__MATERIAL SUPPLIED__.

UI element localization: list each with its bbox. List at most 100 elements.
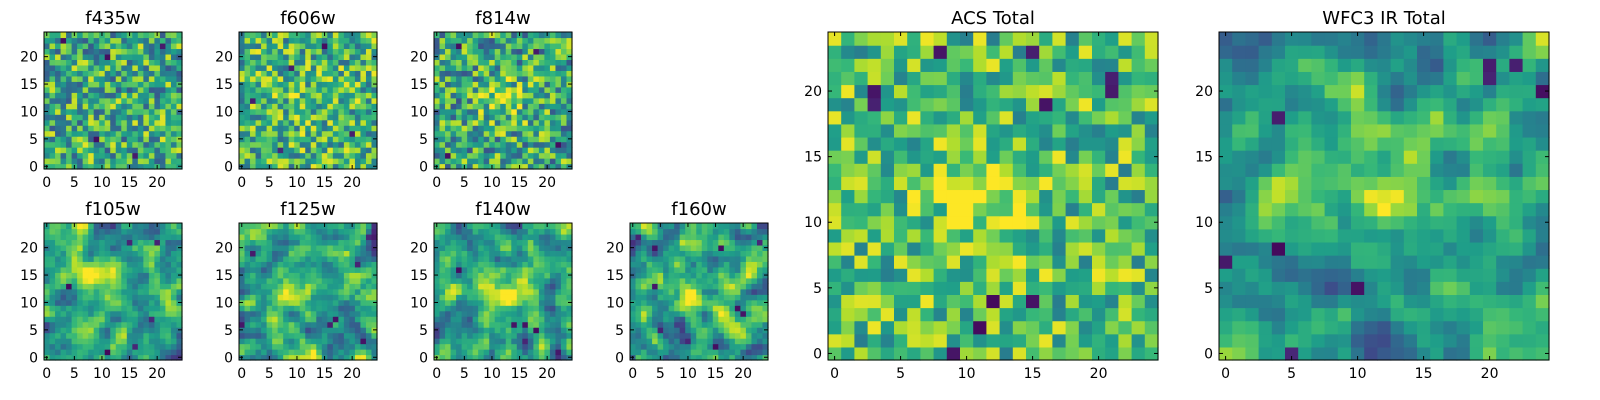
heatmap-cell xyxy=(239,294,246,301)
heatmap-cell xyxy=(500,158,507,165)
heatmap-cell xyxy=(55,59,62,66)
heatmap-cell xyxy=(115,239,122,246)
heatmap-cell xyxy=(489,250,496,257)
heatmap-cell xyxy=(734,327,741,334)
heatmap-cell xyxy=(60,86,67,93)
heatmap-cell xyxy=(674,338,681,345)
heatmap-cell xyxy=(143,32,150,39)
heatmap-cell xyxy=(467,354,474,361)
heatmap-cell xyxy=(472,163,479,170)
heatmap-cell xyxy=(82,114,89,121)
heatmap-cell xyxy=(527,86,534,93)
axes-frame xyxy=(629,222,769,361)
heatmap-cell xyxy=(707,343,714,350)
heatmap-cell xyxy=(110,332,117,339)
heatmap-cell xyxy=(154,255,161,262)
heatmap-cell xyxy=(472,70,479,77)
heatmap-cell xyxy=(841,255,855,269)
y-tick-label: 5 xyxy=(419,323,428,339)
heatmap-cell xyxy=(434,310,441,317)
x-tick-label: 5 xyxy=(70,175,79,191)
heatmap-cell xyxy=(365,343,373,350)
heatmap-cell xyxy=(288,299,295,306)
heatmap-cell xyxy=(478,125,485,132)
heatmap-cell xyxy=(338,92,345,99)
heatmap-cell xyxy=(544,75,551,82)
heatmap-cell xyxy=(239,239,246,246)
heatmap-cell xyxy=(533,244,540,251)
heatmap-cell xyxy=(450,136,457,143)
heatmap-cell xyxy=(641,233,648,241)
heatmap-cell xyxy=(349,327,356,334)
heatmap-cell xyxy=(723,327,730,334)
heatmap-cell xyxy=(104,354,111,361)
heatmap-cell xyxy=(49,239,56,246)
heatmap-cell xyxy=(283,332,290,339)
heatmap-cell xyxy=(132,327,139,334)
heatmap-cell xyxy=(533,343,540,350)
heatmap-cell xyxy=(478,152,485,159)
heatmap-cell xyxy=(522,119,529,126)
heatmap-cell xyxy=(365,152,373,159)
heatmap-cell xyxy=(110,75,117,82)
heatmap-cell xyxy=(986,294,1001,309)
heatmap-cell xyxy=(283,310,290,317)
heatmap-cell xyxy=(343,223,350,230)
heatmap-cell xyxy=(121,223,128,230)
heatmap-cell xyxy=(986,255,1001,269)
heatmap-cell xyxy=(745,255,753,262)
heatmap-cell xyxy=(434,283,441,290)
heatmap-cell xyxy=(60,239,67,246)
heatmap-cell xyxy=(933,241,948,256)
heatmap-cell xyxy=(327,299,334,306)
heatmap-cell xyxy=(288,349,295,356)
heatmap-cell xyxy=(712,228,719,235)
heatmap-cell xyxy=(82,141,89,148)
heatmap-cell xyxy=(472,59,479,66)
heatmap-cell xyxy=(272,75,279,82)
heatmap-cell xyxy=(338,158,345,165)
heatmap-cell xyxy=(494,37,501,44)
heatmap-cell xyxy=(450,75,457,82)
heatmap-cell xyxy=(327,103,334,110)
heatmap-cell xyxy=(500,288,507,295)
heatmap-cell xyxy=(723,277,730,284)
heatmap-cell xyxy=(277,255,284,262)
heatmap-cell xyxy=(82,32,89,39)
heatmap-cell xyxy=(740,299,747,306)
heatmap-cell xyxy=(729,321,736,328)
heatmap-cell xyxy=(516,70,523,77)
heatmap-cell xyxy=(472,103,479,110)
heatmap-cell xyxy=(657,343,664,350)
heatmap-cell xyxy=(445,244,452,251)
heatmap-cell xyxy=(165,37,172,44)
heatmap-cell xyxy=(745,277,753,284)
heatmap-cell xyxy=(60,163,67,170)
heatmap-cell xyxy=(332,81,339,88)
heatmap-cell xyxy=(126,272,133,279)
heatmap-cell xyxy=(239,37,246,44)
heatmap-cell xyxy=(244,283,251,290)
heatmap-cell xyxy=(511,125,518,132)
heatmap-cell xyxy=(277,266,284,273)
heatmap-cell xyxy=(321,59,328,66)
heatmap-cell xyxy=(723,354,730,361)
heatmap-cell xyxy=(126,37,133,44)
heatmap-cell xyxy=(148,75,155,82)
heatmap-cell xyxy=(115,48,122,55)
y-tick-label: 10 xyxy=(20,104,38,120)
heatmap-cell xyxy=(494,294,501,301)
heatmap-cell xyxy=(445,152,452,159)
heatmap-cell xyxy=(880,176,895,191)
heatmap-cell xyxy=(505,310,512,317)
heatmap-cell xyxy=(729,299,736,306)
heatmap-cell xyxy=(445,294,452,301)
heatmap-cell xyxy=(555,81,562,88)
heatmap-cell xyxy=(828,189,842,204)
heatmap-cell xyxy=(283,75,290,82)
heatmap-cell xyxy=(494,42,501,50)
heatmap-cell xyxy=(478,103,485,110)
heatmap-cell xyxy=(310,59,317,66)
heatmap-cell xyxy=(434,294,441,301)
heatmap-cell xyxy=(327,332,334,339)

__WRITTEN INSTRUCTION__. Copy out the lines starting with the line containing "heatmap-cell xyxy=(239,294,246,301)" and ending with the line containing "heatmap-cell xyxy=(472,163,479,170)", both included.

__RESULT__.
heatmap-cell xyxy=(239,294,246,301)
heatmap-cell xyxy=(500,158,507,165)
heatmap-cell xyxy=(55,59,62,66)
heatmap-cell xyxy=(115,239,122,246)
heatmap-cell xyxy=(489,250,496,257)
heatmap-cell xyxy=(734,327,741,334)
heatmap-cell xyxy=(60,86,67,93)
heatmap-cell xyxy=(674,338,681,345)
heatmap-cell xyxy=(143,32,150,39)
heatmap-cell xyxy=(467,354,474,361)
heatmap-cell xyxy=(472,163,479,170)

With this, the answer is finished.